## START EXTRACTED MATERIAL

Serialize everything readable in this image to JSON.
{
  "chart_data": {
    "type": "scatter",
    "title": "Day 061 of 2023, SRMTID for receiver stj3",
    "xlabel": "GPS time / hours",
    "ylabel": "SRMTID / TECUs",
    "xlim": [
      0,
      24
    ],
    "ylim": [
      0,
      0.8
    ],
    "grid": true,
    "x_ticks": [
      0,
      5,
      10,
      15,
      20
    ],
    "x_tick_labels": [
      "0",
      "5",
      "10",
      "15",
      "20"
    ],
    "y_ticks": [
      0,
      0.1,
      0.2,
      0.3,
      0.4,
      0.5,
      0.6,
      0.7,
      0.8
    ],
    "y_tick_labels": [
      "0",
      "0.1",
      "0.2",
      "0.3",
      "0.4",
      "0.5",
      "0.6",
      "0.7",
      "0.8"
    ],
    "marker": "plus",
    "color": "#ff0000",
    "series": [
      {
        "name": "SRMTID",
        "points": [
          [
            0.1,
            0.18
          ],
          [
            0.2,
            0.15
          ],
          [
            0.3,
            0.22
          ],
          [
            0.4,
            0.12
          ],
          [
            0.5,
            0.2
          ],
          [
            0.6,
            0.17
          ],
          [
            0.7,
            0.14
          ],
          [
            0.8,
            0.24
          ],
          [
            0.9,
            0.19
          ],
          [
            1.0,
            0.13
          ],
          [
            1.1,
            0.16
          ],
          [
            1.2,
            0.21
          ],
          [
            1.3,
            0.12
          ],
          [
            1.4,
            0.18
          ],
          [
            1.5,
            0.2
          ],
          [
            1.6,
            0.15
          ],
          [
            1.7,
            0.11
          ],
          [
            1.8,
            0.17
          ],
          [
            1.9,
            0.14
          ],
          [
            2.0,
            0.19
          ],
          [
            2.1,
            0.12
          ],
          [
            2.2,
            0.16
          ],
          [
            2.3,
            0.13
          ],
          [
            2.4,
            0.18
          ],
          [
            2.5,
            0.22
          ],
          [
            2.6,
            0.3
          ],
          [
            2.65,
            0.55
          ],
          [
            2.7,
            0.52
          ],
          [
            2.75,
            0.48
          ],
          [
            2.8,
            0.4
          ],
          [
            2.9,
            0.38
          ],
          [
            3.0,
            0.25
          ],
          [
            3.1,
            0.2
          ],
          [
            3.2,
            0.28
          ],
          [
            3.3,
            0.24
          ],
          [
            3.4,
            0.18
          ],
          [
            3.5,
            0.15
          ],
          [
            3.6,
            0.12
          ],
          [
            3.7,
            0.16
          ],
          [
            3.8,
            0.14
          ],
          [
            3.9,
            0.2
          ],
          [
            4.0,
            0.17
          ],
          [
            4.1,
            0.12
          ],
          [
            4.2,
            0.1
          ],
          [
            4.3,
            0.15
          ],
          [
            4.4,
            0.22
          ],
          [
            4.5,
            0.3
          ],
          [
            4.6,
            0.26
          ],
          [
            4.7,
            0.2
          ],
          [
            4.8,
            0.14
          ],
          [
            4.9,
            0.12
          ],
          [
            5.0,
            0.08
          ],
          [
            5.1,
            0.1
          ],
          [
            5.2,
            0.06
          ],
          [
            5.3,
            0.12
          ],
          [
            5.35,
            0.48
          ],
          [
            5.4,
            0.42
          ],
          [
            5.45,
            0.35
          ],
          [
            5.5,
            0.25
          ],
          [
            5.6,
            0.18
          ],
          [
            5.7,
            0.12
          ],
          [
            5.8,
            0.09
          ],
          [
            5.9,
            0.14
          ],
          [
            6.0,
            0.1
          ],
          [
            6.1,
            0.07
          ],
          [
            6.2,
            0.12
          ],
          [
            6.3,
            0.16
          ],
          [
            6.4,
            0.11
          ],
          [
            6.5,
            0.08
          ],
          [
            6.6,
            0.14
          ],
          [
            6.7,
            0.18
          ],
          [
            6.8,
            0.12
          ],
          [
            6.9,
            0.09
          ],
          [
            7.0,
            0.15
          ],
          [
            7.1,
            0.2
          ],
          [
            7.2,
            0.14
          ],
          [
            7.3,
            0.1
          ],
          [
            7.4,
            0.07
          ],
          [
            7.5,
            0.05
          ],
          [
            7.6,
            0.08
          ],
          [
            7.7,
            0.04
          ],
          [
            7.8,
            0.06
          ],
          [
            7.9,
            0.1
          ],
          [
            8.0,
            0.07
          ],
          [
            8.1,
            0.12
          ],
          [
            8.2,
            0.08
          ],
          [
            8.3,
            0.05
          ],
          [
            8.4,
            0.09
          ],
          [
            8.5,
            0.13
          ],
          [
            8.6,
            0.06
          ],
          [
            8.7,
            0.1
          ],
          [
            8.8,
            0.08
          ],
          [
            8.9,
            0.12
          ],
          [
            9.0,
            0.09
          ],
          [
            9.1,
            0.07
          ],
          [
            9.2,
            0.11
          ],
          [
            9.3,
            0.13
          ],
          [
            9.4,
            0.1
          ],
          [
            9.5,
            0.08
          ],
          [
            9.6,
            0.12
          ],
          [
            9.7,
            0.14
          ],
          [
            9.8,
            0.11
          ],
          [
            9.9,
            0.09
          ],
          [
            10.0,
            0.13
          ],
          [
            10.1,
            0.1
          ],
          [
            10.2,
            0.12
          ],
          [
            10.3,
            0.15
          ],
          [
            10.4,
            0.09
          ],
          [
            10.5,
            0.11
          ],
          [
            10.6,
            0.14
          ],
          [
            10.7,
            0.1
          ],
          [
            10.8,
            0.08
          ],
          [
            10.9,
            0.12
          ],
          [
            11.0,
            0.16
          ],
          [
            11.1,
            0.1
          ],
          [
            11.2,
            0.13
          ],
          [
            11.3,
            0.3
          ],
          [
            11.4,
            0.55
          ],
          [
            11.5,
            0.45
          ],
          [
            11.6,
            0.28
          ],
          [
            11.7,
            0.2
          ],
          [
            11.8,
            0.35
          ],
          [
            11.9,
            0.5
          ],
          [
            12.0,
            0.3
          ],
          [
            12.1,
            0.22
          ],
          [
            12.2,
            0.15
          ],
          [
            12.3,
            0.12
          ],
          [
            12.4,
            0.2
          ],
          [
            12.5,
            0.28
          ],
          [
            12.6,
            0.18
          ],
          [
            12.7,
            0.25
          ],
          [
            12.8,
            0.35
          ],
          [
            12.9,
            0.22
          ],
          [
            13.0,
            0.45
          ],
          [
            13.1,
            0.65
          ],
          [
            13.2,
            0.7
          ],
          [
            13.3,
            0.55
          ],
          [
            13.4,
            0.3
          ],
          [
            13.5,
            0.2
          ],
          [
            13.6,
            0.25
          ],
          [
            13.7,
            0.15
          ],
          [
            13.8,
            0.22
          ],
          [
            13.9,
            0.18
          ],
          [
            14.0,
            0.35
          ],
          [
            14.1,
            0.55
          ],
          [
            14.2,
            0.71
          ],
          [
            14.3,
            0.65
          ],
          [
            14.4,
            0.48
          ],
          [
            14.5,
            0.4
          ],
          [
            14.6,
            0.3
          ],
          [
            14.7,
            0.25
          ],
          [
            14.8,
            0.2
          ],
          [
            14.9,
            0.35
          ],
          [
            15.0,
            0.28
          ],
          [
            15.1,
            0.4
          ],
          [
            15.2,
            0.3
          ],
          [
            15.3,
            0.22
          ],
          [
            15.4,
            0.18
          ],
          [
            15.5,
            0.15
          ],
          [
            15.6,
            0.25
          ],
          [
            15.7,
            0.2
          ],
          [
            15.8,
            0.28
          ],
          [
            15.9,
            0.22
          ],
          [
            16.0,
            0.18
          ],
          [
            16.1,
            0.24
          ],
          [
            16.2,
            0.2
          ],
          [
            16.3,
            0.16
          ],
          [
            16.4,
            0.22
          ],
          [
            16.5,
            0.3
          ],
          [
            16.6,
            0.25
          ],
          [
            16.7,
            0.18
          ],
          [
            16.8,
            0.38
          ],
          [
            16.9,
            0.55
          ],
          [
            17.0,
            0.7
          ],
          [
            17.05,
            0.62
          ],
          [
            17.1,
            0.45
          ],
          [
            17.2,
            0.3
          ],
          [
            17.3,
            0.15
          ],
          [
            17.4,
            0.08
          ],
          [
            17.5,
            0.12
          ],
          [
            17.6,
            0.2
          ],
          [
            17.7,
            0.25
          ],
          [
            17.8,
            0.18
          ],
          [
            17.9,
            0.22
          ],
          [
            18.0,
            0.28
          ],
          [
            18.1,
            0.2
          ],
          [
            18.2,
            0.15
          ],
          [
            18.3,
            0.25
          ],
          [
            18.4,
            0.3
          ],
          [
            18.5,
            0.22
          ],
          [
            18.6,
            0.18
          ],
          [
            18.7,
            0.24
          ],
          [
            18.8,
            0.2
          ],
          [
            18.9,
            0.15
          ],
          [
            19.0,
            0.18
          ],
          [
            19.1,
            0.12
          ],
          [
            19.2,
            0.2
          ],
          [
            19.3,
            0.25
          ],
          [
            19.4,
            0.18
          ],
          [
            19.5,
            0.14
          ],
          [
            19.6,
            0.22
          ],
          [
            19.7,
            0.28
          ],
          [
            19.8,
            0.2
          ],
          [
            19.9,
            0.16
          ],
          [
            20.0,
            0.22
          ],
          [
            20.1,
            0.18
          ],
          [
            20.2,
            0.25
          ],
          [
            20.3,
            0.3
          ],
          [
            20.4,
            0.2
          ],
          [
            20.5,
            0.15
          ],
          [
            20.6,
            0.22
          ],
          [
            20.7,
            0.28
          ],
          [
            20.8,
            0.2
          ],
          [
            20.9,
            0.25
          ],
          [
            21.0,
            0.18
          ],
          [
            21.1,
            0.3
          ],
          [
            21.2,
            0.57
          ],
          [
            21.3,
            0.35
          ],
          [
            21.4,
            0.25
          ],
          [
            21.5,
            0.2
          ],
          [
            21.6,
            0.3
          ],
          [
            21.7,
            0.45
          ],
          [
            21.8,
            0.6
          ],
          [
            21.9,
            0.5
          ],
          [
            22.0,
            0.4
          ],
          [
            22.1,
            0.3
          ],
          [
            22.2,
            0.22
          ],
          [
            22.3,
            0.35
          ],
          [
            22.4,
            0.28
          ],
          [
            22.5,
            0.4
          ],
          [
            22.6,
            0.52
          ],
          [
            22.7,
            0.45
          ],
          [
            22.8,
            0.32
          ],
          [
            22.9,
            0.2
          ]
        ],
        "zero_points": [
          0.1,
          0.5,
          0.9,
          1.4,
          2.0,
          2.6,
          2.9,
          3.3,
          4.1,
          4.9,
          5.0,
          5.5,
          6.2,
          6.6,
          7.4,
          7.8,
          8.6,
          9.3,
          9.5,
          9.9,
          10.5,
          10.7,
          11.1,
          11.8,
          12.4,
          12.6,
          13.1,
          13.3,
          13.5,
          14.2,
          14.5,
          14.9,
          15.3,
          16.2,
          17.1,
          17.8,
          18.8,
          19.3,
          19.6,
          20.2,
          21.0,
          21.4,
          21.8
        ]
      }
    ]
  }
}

## END EXTRACTED MATERIAL

**WHAT THE TASK REQUIRES:** State how many lines of the listing hold the string "SRMTID"; reply with the number and nothing else.

**RESULT FOR THIS EXERCISE:** 3